RECORD LIST start

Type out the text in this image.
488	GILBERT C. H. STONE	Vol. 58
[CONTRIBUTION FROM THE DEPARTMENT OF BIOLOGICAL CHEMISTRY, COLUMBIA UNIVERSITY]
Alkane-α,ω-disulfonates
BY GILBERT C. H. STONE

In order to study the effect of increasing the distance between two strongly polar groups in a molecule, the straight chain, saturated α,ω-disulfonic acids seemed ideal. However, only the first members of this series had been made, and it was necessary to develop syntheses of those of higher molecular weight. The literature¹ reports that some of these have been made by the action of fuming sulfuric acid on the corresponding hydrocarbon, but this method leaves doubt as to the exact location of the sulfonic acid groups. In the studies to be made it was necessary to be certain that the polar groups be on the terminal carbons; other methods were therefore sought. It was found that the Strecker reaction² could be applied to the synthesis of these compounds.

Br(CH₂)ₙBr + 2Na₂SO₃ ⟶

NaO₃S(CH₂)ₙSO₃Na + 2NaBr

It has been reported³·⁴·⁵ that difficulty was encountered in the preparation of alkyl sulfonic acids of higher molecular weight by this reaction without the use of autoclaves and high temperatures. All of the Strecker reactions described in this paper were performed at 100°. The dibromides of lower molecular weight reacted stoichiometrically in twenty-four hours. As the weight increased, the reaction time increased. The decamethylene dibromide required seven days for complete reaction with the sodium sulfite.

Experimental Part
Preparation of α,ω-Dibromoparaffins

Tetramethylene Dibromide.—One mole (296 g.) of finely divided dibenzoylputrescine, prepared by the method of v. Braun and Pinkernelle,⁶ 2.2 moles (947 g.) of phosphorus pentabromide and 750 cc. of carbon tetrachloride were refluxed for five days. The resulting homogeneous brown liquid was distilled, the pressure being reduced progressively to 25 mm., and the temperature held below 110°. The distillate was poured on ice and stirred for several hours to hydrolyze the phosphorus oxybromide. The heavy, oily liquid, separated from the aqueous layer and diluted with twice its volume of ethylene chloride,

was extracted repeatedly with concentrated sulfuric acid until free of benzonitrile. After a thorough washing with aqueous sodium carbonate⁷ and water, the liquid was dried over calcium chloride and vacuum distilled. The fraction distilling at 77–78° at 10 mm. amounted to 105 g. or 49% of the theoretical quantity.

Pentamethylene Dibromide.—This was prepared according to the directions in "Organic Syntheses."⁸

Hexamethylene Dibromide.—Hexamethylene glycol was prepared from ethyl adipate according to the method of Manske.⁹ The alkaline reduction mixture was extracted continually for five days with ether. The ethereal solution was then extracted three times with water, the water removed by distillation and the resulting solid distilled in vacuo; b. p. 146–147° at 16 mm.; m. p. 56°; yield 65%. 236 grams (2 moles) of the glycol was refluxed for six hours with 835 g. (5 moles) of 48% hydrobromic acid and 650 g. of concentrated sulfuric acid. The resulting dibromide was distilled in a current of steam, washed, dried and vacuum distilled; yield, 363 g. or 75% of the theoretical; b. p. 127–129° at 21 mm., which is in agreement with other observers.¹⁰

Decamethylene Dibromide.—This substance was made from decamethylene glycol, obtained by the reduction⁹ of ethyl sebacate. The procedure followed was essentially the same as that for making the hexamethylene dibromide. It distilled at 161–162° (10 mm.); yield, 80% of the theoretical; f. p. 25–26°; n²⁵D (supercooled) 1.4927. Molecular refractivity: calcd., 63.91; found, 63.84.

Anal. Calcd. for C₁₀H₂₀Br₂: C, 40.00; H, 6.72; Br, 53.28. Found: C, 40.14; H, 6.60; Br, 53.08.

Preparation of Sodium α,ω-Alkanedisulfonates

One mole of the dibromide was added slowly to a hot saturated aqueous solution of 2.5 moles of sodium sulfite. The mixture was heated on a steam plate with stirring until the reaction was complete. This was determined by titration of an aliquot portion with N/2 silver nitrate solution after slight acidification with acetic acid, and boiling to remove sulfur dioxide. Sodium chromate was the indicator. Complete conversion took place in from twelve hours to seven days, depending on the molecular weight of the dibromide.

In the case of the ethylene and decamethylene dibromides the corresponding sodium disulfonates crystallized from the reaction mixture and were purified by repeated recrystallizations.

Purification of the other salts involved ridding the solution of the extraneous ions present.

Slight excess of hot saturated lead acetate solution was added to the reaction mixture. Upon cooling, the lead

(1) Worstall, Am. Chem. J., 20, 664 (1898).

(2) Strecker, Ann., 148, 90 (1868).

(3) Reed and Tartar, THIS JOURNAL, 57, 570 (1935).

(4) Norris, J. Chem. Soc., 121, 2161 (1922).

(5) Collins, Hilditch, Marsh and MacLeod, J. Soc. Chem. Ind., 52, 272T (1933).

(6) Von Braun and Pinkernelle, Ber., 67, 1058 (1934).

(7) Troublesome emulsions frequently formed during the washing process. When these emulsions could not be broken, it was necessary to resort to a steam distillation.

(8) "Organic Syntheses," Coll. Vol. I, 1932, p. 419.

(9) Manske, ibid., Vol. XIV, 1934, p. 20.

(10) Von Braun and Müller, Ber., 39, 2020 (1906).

RECORD LIST end

From the entries above, copy every line containing the word "GILBERT".

488	GILBERT C. H. STONE	Vol. 58
BY GILBERT C. H. STONE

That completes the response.